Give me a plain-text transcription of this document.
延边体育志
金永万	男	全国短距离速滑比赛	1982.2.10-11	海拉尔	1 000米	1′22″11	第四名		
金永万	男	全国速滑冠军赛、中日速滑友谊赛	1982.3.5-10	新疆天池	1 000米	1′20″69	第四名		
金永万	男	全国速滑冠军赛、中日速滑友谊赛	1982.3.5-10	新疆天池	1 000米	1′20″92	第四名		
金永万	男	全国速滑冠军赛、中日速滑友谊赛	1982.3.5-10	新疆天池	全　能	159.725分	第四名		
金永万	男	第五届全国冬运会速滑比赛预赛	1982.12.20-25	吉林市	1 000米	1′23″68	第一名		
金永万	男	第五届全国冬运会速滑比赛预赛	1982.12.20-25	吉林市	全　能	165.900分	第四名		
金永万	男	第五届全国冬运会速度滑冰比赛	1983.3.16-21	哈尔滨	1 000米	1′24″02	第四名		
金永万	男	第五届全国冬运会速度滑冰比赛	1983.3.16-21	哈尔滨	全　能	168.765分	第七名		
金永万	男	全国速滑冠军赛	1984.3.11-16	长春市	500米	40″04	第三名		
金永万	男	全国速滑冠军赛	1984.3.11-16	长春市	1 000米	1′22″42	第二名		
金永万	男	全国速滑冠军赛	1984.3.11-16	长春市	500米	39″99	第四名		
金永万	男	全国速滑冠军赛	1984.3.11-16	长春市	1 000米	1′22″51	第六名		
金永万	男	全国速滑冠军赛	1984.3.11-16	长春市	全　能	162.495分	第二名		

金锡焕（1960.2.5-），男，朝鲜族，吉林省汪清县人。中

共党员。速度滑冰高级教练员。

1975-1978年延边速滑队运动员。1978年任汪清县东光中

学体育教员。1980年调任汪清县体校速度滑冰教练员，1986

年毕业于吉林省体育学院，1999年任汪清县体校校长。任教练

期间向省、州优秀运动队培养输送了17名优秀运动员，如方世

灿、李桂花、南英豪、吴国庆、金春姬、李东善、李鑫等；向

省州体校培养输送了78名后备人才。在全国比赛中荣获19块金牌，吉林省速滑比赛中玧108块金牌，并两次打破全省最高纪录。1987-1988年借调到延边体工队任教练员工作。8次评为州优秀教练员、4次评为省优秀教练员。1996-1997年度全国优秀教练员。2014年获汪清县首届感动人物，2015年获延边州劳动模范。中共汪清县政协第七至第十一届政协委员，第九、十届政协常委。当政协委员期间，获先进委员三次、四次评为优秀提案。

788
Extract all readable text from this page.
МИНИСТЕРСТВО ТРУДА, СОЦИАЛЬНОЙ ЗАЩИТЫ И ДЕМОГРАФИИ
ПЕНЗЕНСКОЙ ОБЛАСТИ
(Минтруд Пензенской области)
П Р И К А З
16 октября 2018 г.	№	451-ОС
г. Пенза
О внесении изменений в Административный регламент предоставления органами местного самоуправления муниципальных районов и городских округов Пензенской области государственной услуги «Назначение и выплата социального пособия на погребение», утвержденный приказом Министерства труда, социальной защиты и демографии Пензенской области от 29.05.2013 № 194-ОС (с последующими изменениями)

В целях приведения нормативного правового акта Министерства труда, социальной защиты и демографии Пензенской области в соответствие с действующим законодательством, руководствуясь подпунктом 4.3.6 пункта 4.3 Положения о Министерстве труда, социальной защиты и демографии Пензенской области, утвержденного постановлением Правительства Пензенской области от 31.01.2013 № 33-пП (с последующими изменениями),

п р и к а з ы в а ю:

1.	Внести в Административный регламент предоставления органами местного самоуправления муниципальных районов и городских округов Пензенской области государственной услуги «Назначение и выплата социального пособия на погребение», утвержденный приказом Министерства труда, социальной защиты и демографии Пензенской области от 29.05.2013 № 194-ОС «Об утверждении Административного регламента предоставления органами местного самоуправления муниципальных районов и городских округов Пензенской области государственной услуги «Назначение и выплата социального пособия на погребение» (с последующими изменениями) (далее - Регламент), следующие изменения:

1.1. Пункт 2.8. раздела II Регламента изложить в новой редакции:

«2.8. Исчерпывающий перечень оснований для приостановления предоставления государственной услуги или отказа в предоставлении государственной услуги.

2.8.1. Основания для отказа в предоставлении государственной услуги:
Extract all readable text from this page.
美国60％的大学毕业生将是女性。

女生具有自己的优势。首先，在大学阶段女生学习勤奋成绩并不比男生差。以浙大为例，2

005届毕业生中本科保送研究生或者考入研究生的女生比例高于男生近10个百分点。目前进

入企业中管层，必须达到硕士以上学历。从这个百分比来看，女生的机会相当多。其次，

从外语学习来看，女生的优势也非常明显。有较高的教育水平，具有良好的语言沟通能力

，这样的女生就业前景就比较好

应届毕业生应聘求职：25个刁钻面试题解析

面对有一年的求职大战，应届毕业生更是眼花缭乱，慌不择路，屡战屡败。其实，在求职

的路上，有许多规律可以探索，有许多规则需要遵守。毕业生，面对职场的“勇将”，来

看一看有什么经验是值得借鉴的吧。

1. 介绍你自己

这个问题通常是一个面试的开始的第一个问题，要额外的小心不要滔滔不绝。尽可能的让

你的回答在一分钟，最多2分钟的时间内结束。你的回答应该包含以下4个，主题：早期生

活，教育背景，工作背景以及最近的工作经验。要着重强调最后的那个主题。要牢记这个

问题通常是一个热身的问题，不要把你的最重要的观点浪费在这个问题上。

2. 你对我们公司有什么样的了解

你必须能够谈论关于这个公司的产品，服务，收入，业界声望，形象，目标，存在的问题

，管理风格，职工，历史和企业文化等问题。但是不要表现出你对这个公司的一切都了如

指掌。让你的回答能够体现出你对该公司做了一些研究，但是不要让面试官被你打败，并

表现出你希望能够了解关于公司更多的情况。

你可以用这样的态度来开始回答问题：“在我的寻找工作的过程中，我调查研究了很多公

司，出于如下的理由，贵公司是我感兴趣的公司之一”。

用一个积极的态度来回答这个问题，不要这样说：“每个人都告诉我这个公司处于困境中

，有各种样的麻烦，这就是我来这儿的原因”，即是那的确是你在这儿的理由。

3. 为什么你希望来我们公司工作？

##########

AIM OF THE TASK
Copy every line in the listing above where the string "全国速滑冠军赛" turns up.

WRITTEN SOLUTION
金永万	男	全国速滑冠军赛、中日速滑友谊赛	1982.3.5-10	新疆天池	1 000米	1′20″69	第四名		
金永万	男	全国速滑冠军赛、中日速滑友谊赛	1982.3.5-10	新疆天池	1 000米	1′20″92	第四名		
金永万	男	全国速滑冠军赛、中日速滑友谊赛	1982.3.5-10	新疆天池	全　能	159.725分	第四名		
金永万	男	全国速滑冠军赛	1984.3.11-16	长春市	500米	40″04	第三名		
金永万	男	全国速滑冠军赛	1984.3.11-16	长春市	1 000米	1′22″42	第二名		
金永万	男	全国速滑冠军赛	1984.3.11-16	长春市	500米	39″99	第四名		
金永万	男	全国速滑冠军赛	1984.3.11-16	长春市	1 000米	1′22″51	第六名		
金永万	男	全国速滑冠军赛	1984.3.11-16	长春市	全　能	162.495分	第二名		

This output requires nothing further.